◆ STATED EXERCISE: Would you set down every entry shown below, precisely as written?

** Start **

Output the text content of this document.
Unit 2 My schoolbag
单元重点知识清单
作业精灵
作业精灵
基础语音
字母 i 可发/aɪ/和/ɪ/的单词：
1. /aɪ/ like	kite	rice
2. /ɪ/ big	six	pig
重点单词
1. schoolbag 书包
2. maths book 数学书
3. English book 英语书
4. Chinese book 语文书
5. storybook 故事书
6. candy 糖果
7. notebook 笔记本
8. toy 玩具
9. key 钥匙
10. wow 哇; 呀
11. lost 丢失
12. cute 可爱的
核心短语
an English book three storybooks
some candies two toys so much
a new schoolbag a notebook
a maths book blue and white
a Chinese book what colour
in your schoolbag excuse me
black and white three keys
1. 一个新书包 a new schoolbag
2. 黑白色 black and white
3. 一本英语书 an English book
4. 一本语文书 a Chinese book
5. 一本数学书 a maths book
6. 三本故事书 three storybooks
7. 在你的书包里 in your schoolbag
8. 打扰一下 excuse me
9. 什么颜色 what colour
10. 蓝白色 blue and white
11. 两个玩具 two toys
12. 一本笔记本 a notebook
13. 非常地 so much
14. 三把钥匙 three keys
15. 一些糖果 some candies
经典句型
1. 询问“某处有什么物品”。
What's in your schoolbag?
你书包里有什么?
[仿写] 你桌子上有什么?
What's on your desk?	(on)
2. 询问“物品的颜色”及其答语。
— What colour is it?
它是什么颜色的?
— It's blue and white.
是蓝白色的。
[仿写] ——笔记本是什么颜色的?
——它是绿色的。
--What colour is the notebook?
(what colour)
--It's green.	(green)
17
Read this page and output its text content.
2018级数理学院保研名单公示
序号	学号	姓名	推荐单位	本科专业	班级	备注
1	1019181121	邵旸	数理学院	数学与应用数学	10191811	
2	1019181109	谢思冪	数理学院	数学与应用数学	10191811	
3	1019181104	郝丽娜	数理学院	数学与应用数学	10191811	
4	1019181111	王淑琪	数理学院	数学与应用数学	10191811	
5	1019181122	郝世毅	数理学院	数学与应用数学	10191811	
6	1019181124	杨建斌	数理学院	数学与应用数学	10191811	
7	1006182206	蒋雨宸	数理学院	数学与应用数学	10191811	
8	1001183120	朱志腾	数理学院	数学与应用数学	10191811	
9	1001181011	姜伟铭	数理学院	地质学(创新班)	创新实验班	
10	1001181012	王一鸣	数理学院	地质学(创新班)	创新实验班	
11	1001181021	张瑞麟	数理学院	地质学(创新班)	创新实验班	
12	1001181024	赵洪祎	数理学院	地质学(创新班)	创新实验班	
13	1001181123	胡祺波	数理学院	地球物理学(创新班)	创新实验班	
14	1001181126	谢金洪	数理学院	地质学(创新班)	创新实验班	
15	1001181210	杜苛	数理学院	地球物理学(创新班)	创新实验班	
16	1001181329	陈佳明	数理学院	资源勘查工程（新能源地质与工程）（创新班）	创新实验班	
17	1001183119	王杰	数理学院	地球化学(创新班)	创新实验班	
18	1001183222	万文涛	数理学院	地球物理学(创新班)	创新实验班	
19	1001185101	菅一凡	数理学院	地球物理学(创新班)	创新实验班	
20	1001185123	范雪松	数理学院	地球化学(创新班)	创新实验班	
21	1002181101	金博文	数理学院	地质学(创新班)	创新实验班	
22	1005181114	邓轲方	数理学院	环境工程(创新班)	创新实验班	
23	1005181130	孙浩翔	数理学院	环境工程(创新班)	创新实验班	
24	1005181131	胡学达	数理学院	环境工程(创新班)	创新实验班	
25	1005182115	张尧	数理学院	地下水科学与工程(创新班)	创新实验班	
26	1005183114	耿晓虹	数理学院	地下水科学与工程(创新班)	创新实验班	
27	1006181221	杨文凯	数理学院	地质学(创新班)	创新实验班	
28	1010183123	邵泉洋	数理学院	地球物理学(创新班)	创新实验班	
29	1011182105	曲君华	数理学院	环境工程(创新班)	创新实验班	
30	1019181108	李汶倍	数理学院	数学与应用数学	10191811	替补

** End **

◆ FULL SOLUTION:
Output the text content of this document.
Unit 2 My schoolbag
单元重点知识清单
作业精灵
作业精灵
基础语音
字母 i 可发/aɪ/和/ɪ/的单词：
1. /aɪ/ like	kite	rice
2. /ɪ/ big	six	pig
重点单词
1. schoolbag 书包
2. maths book 数学书
3. English book 英语书
4. Chinese book 语文书
5. storybook 故事书
6. candy 糖果
7. notebook 笔记本
8. toy 玩具
9. key 钥匙
10. wow 哇; 呀
11. lost 丢失
12. cute 可爱的
核心短语
an English book three storybooks
some candies two toys so much
a new schoolbag a notebook
a maths book blue and white
a Chinese book what colour
in your schoolbag excuse me
black and white three keys
1. 一个新书包 a new schoolbag
2. 黑白色 black and white
3. 一本英语书 an English book
4. 一本语文书 a Chinese book
5. 一本数学书 a maths book
6. 三本故事书 three storybooks
7. 在你的书包里 in your schoolbag
8. 打扰一下 excuse me
9. 什么颜色 what colour
10. 蓝白色 blue and white
11. 两个玩具 two toys
12. 一本笔记本 a notebook
13. 非常地 so much
14. 三把钥匙 three keys
15. 一些糖果 some candies
经典句型
1. 询问“某处有什么物品”。
What's in your schoolbag?
你书包里有什么?
[仿写] 你桌子上有什么?
What's on your desk?	(on)
2. 询问“物品的颜色”及其答语。
— What colour is it?
它是什么颜色的?
— It's blue and white.
是蓝白色的。
[仿写] ——笔记本是什么颜色的?
——它是绿色的。
--What colour is the notebook?
(what colour)
--It's green.	(green)
17
Read this page and output its text content.
2018级数理学院保研名单公示
序号	学号	姓名	推荐单位	本科专业	班级	备注
1	1019181121	邵旸	数理学院	数学与应用数学	10191811	
2	1019181109	谢思冪	数理学院	数学与应用数学	10191811	
3	1019181104	郝丽娜	数理学院	数学与应用数学	10191811	
4	1019181111	王淑琪	数理学院	数学与应用数学	10191811	
5	1019181122	郝世毅	数理学院	数学与应用数学	10191811	
6	1019181124	杨建斌	数理学院	数学与应用数学	10191811	
7	1006182206	蒋雨宸	数理学院	数学与应用数学	10191811	
8	1001183120	朱志腾	数理学院	数学与应用数学	10191811	
9	1001181011	姜伟铭	数理学院	地质学(创新班)	创新实验班	
10	1001181012	王一鸣	数理学院	地质学(创新班)	创新实验班	
11	1001181021	张瑞麟	数理学院	地质学(创新班)	创新实验班	
12	1001181024	赵洪祎	数理学院	地质学(创新班)	创新实验班	
13	1001181123	胡祺波	数理学院	地球物理学(创新班)	创新实验班	
14	1001181126	谢金洪	数理学院	地质学(创新班)	创新实验班	
15	1001181210	杜苛	数理学院	地球物理学(创新班)	创新实验班	
16	1001181329	陈佳明	数理学院	资源勘查工程（新能源地质与工程）（创新班）	创新实验班	
17	1001183119	王杰	数理学院	地球化学(创新班)	创新实验班	
18	1001183222	万文涛	数理学院	地球物理学(创新班)	创新实验班	
19	1001185101	菅一凡	数理学院	地球物理学(创新班)	创新实验班	
20	1001185123	范雪松	数理学院	地球化学(创新班)	创新实验班	
21	1002181101	金博文	数理学院	地质学(创新班)	创新实验班	
22	1005181114	邓轲方	数理学院	环境工程(创新班)	创新实验班	
23	1005181130	孙浩翔	数理学院	环境工程(创新班)	创新实验班	
24	1005181131	胡学达	数理学院	环境工程(创新班)	创新实验班	
25	1005182115	张尧	数理学院	地下水科学与工程(创新班)	创新实验班	
26	1005183114	耿晓虹	数理学院	地下水科学与工程(创新班)	创新实验班	
27	1006181221	杨文凯	数理学院	地质学(创新班)	创新实验班	
28	1010183123	邵泉洋	数理学院	地球物理学(创新班)	创新实验班	
29	1011182105	曲君华	数理学院	环境工程(创新班)	创新实验班	
30	1019181108	李汶倍	数理学院	数学与应用数学	10191811	替补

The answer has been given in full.